[Given exercise] Return the material below in full and exactly.

○ ○ ○

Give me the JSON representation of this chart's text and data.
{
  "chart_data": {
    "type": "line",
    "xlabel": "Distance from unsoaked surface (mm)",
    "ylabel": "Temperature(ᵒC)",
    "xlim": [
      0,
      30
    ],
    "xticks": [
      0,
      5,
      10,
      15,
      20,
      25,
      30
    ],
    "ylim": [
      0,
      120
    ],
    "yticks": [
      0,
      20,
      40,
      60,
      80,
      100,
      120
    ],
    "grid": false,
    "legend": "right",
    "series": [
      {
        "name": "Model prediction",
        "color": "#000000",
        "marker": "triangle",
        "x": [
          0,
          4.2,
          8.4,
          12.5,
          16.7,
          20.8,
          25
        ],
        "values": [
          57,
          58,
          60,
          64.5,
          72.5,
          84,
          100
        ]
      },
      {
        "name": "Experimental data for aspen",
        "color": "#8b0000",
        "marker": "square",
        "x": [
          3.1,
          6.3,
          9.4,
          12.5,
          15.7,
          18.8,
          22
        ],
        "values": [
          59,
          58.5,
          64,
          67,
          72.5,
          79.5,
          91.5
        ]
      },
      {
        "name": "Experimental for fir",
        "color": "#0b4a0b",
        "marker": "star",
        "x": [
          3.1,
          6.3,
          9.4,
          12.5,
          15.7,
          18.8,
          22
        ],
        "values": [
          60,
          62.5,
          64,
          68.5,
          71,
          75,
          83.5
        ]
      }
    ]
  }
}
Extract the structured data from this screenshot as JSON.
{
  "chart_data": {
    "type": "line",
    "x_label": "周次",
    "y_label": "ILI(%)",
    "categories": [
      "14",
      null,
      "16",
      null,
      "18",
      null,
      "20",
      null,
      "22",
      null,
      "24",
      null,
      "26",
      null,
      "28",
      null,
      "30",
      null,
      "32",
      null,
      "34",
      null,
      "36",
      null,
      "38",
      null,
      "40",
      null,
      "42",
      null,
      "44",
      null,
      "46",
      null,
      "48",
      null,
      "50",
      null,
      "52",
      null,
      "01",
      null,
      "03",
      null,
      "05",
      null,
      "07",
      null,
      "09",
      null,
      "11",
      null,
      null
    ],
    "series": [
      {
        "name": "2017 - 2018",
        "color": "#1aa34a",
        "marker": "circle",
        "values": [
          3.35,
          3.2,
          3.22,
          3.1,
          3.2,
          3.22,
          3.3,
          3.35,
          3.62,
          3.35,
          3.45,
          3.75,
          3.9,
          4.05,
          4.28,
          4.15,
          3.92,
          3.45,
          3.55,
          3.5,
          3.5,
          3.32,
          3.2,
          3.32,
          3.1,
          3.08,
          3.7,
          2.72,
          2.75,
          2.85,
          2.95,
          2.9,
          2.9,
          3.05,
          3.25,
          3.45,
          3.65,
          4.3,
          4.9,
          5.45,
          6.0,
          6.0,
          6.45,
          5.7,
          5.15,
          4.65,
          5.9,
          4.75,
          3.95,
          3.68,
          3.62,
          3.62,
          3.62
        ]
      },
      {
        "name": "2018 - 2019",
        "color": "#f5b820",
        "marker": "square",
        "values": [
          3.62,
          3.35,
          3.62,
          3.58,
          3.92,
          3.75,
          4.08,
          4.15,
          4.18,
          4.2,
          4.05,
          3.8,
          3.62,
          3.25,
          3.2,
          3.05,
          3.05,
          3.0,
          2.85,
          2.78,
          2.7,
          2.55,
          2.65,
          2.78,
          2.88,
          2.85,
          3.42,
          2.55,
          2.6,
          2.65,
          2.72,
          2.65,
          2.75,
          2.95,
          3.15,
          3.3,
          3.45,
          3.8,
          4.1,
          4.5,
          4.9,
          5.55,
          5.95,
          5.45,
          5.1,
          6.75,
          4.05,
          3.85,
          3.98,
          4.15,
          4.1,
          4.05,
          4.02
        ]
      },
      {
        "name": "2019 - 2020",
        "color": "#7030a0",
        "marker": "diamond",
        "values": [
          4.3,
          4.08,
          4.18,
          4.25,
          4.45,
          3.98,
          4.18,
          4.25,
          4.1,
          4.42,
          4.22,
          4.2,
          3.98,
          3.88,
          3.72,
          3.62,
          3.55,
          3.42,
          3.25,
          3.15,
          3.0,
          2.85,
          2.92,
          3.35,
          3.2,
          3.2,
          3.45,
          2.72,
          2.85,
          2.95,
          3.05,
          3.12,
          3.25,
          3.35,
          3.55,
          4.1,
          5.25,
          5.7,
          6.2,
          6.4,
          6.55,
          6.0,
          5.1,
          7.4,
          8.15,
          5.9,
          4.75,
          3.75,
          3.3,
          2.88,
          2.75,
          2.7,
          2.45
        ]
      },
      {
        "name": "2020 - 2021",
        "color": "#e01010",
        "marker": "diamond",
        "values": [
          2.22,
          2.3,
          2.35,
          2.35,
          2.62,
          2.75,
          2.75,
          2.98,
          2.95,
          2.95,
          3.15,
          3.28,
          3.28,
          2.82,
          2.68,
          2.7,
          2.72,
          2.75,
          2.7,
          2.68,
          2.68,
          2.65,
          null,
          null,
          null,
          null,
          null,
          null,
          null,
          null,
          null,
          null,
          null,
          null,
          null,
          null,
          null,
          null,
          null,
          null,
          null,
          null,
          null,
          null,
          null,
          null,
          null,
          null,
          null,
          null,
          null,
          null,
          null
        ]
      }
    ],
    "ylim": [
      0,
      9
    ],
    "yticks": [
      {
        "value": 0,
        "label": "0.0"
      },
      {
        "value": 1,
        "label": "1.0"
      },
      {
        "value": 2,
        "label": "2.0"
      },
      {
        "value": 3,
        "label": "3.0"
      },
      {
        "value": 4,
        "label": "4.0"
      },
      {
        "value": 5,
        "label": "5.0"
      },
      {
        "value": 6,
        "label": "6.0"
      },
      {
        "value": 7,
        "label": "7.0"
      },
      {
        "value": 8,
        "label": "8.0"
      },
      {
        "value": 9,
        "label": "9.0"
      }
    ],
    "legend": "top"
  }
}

○ ○ ○

[Output of the task]
Give me the JSON representation of this chart's text and data.
{
  "chart_data": {
    "type": "line",
    "xlabel": "Distance from unsoaked surface (mm)",
    "ylabel": "Temperature(ᵒC)",
    "xlim": [
      0,
      30
    ],
    "xticks": [
      0,
      5,
      10,
      15,
      20,
      25,
      30
    ],
    "ylim": [
      0,
      120
    ],
    "yticks": [
      0,
      20,
      40,
      60,
      80,
      100,
      120
    ],
    "grid": false,
    "legend": "right",
    "series": [
      {
        "name": "Model prediction",
        "color": "#000000",
        "marker": "triangle",
        "x": [
          0,
          4.2,
          8.4,
          12.5,
          16.7,
          20.8,
          25
        ],
        "values": [
          57,
          58,
          60,
          64.5,
          72.5,
          84,
          100
        ]
      },
      {
        "name": "Experimental data for aspen",
        "color": "#8b0000",
        "marker": "square",
        "x": [
          3.1,
          6.3,
          9.4,
          12.5,
          15.7,
          18.8,
          22
        ],
        "values": [
          59,
          58.5,
          64,
          67,
          72.5,
          79.5,
          91.5
        ]
      },
      {
        "name": "Experimental for fir",
        "color": "#0b4a0b",
        "marker": "star",
        "x": [
          3.1,
          6.3,
          9.4,
          12.5,
          15.7,
          18.8,
          22
        ],
        "values": [
          60,
          62.5,
          64,
          68.5,
          71,
          75,
          83.5
        ]
      }
    ]
  }
}
Extract the structured data from this screenshot as JSON.
{
  "chart_data": {
    "type": "line",
    "x_label": "周次",
    "y_label": "ILI(%)",
    "categories": [
      "14",
      null,
      "16",
      null,
      "18",
      null,
      "20",
      null,
      "22",
      null,
      "24",
      null,
      "26",
      null,
      "28",
      null,
      "30",
      null,
      "32",
      null,
      "34",
      null,
      "36",
      null,
      "38",
      null,
      "40",
      null,
      "42",
      null,
      "44",
      null,
      "46",
      null,
      "48",
      null,
      "50",
      null,
      "52",
      null,
      "01",
      null,
      "03",
      null,
      "05",
      null,
      "07",
      null,
      "09",
      null,
      "11",
      null,
      null
    ],
    "series": [
      {
        "name": "2017 - 2018",
        "color": "#1aa34a",
        "marker": "circle",
        "values": [
          3.35,
          3.2,
          3.22,
          3.1,
          3.2,
          3.22,
          3.3,
          3.35,
          3.62,
          3.35,
          3.45,
          3.75,
          3.9,
          4.05,
          4.28,
          4.15,
          3.92,
          3.45,
          3.55,
          3.5,
          3.5,
          3.32,
          3.2,
          3.32,
          3.1,
          3.08,
          3.7,
          2.72,
          2.75,
          2.85,
          2.95,
          2.9,
          2.9,
          3.05,
          3.25,
          3.45,
          3.65,
          4.3,
          4.9,
          5.45,
          6.0,
          6.0,
          6.45,
          5.7,
          5.15,
          4.65,
          5.9,
          4.75,
          3.95,
          3.68,
          3.62,
          3.62,
          3.62
        ]
      },
      {
        "name": "2018 - 2019",
        "color": "#f5b820",
        "marker": "square",
        "values": [
          3.62,
          3.35,
          3.62,
          3.58,
          3.92,
          3.75,
          4.08,
          4.15,
          4.18,
          4.2,
          4.05,
          3.8,
          3.62,
          3.25,
          3.2,
          3.05,
          3.05,
          3.0,
          2.85,
          2.78,
          2.7,
          2.55,
          2.65,
          2.78,
          2.88,
          2.85,
          3.42,
          2.55,
          2.6,
          2.65,
          2.72,
          2.65,
          2.75,
          2.95,
          3.15,
          3.3,
          3.45,
          3.8,
          4.1,
          4.5,
          4.9,
          5.55,
          5.95,
          5.45,
          5.1,
          6.75,
          4.05,
          3.85,
          3.98,
          4.15,
          4.1,
          4.05,
          4.02
        ]
      },
      {
        "name": "2019 - 2020",
        "color": "#7030a0",
        "marker": "diamond",
        "values": [
          4.3,
          4.08,
          4.18,
          4.25,
          4.45,
          3.98,
          4.18,
          4.25,
          4.1,
          4.42,
          4.22,
          4.2,
          3.98,
          3.88,
          3.72,
          3.62,
          3.55,
          3.42,
          3.25,
          3.15,
          3.0,
          2.85,
          2.92,
          3.35,
          3.2,
          3.2,
          3.45,
          2.72,
          2.85,
          2.95,
          3.05,
          3.12,
          3.25,
          3.35,
          3.55,
          4.1,
          5.25,
          5.7,
          6.2,
          6.4,
          6.55,
          6.0,
          5.1,
          7.4,
          8.15,
          5.9,
          4.75,
          3.75,
          3.3,
          2.88,
          2.75,
          2.7,
          2.45
        ]
      },
      {
        "name": "2020 - 2021",
        "color": "#e01010",
        "marker": "diamond",
        "values": [
          2.22,
          2.3,
          2.35,
          2.35,
          2.62,
          2.75,
          2.75,
          2.98,
          2.95,
          2.95,
          3.15,
          3.28,
          3.28,
          2.82,
          2.68,
          2.7,
          2.72,
          2.75,
          2.7,
          2.68,
          2.68,
          2.65,
          null,
          null,
          null,
          null,
          null,
          null,
          null,
          null,
          null,
          null,
          null,
          null,
          null,
          null,
          null,
          null,
          null,
          null,
          null,
          null,
          null,
          null,
          null,
          null,
          null,
          null,
          null,
          null,
          null,
          null,
          null
        ]
      }
    ],
    "ylim": [
      0,
      9
    ],
    "yticks": [
      {
        "value": 0,
        "label": "0.0"
      },
      {
        "value": 1,
        "label": "1.0"
      },
      {
        "value": 2,
        "label": "2.0"
      },
      {
        "value": 3,
        "label": "3.0"
      },
      {
        "value": 4,
        "label": "4.0"
      },
      {
        "value": 5,
        "label": "5.0"
      },
      {
        "value": 6,
        "label": "6.0"
      },
      {
        "value": 7,
        "label": "7.0"
      },
      {
        "value": 8,
        "label": "8.0"
      },
      {
        "value": 9,
        "label": "9.0"
      }
    ],
    "legend": "top"
  }
}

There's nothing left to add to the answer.